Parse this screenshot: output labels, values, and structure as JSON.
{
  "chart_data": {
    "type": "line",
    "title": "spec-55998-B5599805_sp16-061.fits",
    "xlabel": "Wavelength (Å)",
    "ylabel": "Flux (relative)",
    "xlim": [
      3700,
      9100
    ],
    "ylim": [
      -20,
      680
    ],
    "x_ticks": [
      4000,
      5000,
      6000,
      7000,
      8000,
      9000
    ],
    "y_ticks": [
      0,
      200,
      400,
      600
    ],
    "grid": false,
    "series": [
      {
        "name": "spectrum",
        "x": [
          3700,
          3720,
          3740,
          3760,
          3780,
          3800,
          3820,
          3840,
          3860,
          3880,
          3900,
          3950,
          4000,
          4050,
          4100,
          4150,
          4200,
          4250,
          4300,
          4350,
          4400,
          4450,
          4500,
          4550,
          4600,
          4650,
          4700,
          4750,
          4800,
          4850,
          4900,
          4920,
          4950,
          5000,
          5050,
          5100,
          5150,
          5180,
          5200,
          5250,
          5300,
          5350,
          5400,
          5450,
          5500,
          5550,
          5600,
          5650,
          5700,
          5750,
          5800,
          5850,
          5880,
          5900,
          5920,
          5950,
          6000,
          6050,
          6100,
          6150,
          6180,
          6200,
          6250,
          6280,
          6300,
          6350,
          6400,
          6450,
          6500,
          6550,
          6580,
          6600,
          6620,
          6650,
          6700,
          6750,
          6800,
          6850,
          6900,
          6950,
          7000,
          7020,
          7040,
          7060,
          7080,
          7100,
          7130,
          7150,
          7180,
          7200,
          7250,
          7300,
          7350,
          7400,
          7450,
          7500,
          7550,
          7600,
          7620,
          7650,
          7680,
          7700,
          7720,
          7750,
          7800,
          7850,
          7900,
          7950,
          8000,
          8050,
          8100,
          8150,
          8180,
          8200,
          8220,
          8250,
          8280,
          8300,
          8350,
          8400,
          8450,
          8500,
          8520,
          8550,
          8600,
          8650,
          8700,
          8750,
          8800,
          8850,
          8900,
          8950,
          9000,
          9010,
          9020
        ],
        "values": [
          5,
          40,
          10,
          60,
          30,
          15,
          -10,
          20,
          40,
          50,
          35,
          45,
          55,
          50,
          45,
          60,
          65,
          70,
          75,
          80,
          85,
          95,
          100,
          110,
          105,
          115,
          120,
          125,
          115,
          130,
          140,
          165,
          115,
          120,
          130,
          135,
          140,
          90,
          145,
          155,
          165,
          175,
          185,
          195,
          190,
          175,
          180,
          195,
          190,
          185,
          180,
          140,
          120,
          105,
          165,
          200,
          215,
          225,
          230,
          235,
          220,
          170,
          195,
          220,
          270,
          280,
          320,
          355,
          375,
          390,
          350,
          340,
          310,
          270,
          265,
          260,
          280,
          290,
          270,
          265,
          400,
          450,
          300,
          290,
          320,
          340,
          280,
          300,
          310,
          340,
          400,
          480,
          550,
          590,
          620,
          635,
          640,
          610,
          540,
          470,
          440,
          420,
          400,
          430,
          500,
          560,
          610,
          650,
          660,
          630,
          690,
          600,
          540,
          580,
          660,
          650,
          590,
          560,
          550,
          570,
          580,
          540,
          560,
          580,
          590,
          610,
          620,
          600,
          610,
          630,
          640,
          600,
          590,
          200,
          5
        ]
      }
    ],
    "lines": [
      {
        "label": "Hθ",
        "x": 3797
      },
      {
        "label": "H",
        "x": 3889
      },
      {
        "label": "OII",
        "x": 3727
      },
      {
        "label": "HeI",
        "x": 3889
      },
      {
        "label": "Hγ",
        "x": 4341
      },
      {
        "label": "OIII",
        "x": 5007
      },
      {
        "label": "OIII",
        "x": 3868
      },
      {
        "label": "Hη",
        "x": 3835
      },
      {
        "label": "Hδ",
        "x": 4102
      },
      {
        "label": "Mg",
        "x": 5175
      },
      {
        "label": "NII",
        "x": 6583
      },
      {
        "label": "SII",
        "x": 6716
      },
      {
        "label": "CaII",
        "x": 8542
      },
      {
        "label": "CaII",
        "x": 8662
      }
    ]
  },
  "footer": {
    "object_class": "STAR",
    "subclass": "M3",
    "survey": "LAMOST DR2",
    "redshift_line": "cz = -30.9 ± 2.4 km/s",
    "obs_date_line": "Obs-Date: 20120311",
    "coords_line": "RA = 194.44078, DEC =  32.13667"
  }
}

++++

Exercise directions
Reproduce the listing above verbatim, from first line to last.

Exercise response
Parse this screenshot: output labels, values, and structure as JSON.
{
  "chart_data": {
    "type": "line",
    "title": "spec-55998-B5599805_sp16-061.fits",
    "xlabel": "Wavelength (Å)",
    "ylabel": "Flux (relative)",
    "xlim": [
      3700,
      9100
    ],
    "ylim": [
      -20,
      680
    ],
    "x_ticks": [
      4000,
      5000,
      6000,
      7000,
      8000,
      9000
    ],
    "y_ticks": [
      0,
      200,
      400,
      600
    ],
    "grid": false,
    "series": [
      {
        "name": "spectrum",
        "x": [
          3700,
          3720,
          3740,
          3760,
          3780,
          3800,
          3820,
          3840,
          3860,
          3880,
          3900,
          3950,
          4000,
          4050,
          4100,
          4150,
          4200,
          4250,
          4300,
          4350,
          4400,
          4450,
          4500,
          4550,
          4600,
          4650,
          4700,
          4750,
          4800,
          4850,
          4900,
          4920,
          4950,
          5000,
          5050,
          5100,
          5150,
          5180,
          5200,
          5250,
          5300,
          5350,
          5400,
          5450,
          5500,
          5550,
          5600,
          5650,
          5700,
          5750,
          5800,
          5850,
          5880,
          5900,
          5920,
          5950,
          6000,
          6050,
          6100,
          6150,
          6180,
          6200,
          6250,
          6280,
          6300,
          6350,
          6400,
          6450,
          6500,
          6550,
          6580,
          6600,
          6620,
          6650,
          6700,
          6750,
          6800,
          6850,
          6900,
          6950,
          7000,
          7020,
          7040,
          7060,
          7080,
          7100,
          7130,
          7150,
          7180,
          7200,
          7250,
          7300,
          7350,
          7400,
          7450,
          7500,
          7550,
          7600,
          7620,
          7650,
          7680,
          7700,
          7720,
          7750,
          7800,
          7850,
          7900,
          7950,
          8000,
          8050,
          8100,
          8150,
          8180,
          8200,
          8220,
          8250,
          8280,
          8300,
          8350,
          8400,
          8450,
          8500,
          8520,
          8550,
          8600,
          8650,
          8700,
          8750,
          8800,
          8850,
          8900,
          8950,
          9000,
          9010,
          9020
        ],
        "values": [
          5,
          40,
          10,
          60,
          30,
          15,
          -10,
          20,
          40,
          50,
          35,
          45,
          55,
          50,
          45,
          60,
          65,
          70,
          75,
          80,
          85,
          95,
          100,
          110,
          105,
          115,
          120,
          125,
          115,
          130,
          140,
          165,
          115,
          120,
          130,
          135,
          140,
          90,
          145,
          155,
          165,
          175,
          185,
          195,
          190,
          175,
          180,
          195,
          190,
          185,
          180,
          140,
          120,
          105,
          165,
          200,
          215,
          225,
          230,
          235,
          220,
          170,
          195,
          220,
          270,
          280,
          320,
          355,
          375,
          390,
          350,
          340,
          310,
          270,
          265,
          260,
          280,
          290,
          270,
          265,
          400,
          450,
          300,
          290,
          320,
          340,
          280,
          300,
          310,
          340,
          400,
          480,
          550,
          590,
          620,
          635,
          640,
          610,
          540,
          470,
          440,
          420,
          400,
          430,
          500,
          560,
          610,
          650,
          660,
          630,
          690,
          600,
          540,
          580,
          660,
          650,
          590,
          560,
          550,
          570,
          580,
          540,
          560,
          580,
          590,
          610,
          620,
          600,
          610,
          630,
          640,
          600,
          590,
          200,
          5
        ]
      }
    ],
    "lines": [
      {
        "label": "Hθ",
        "x": 3797
      },
      {
        "label": "H",
        "x": 3889
      },
      {
        "label": "OII",
        "x": 3727
      },
      {
        "label": "HeI",
        "x": 3889
      },
      {
        "label": "Hγ",
        "x": 4341
      },
      {
        "label": "OIII",
        "x": 5007
      },
      {
        "label": "OIII",
        "x": 3868
      },
      {
        "label": "Hη",
        "x": 3835
      },
      {
        "label": "Hδ",
        "x": 4102
      },
      {
        "label": "Mg",
        "x": 5175
      },
      {
        "label": "NII",
        "x": 6583
      },
      {
        "label": "SII",
        "x": 6716
      },
      {
        "label": "CaII",
        "x": 8542
      },
      {
        "label": "CaII",
        "x": 8662
      }
    ]
  },
  "footer": {
    "object_class": "STAR",
    "subclass": "M3",
    "survey": "LAMOST DR2",
    "redshift_line": "cz = -30.9 ± 2.4 km/s",
    "obs_date_line": "Obs-Date: 20120311",
    "coords_line": "RA = 194.44078, DEC =  32.13667"
  }
}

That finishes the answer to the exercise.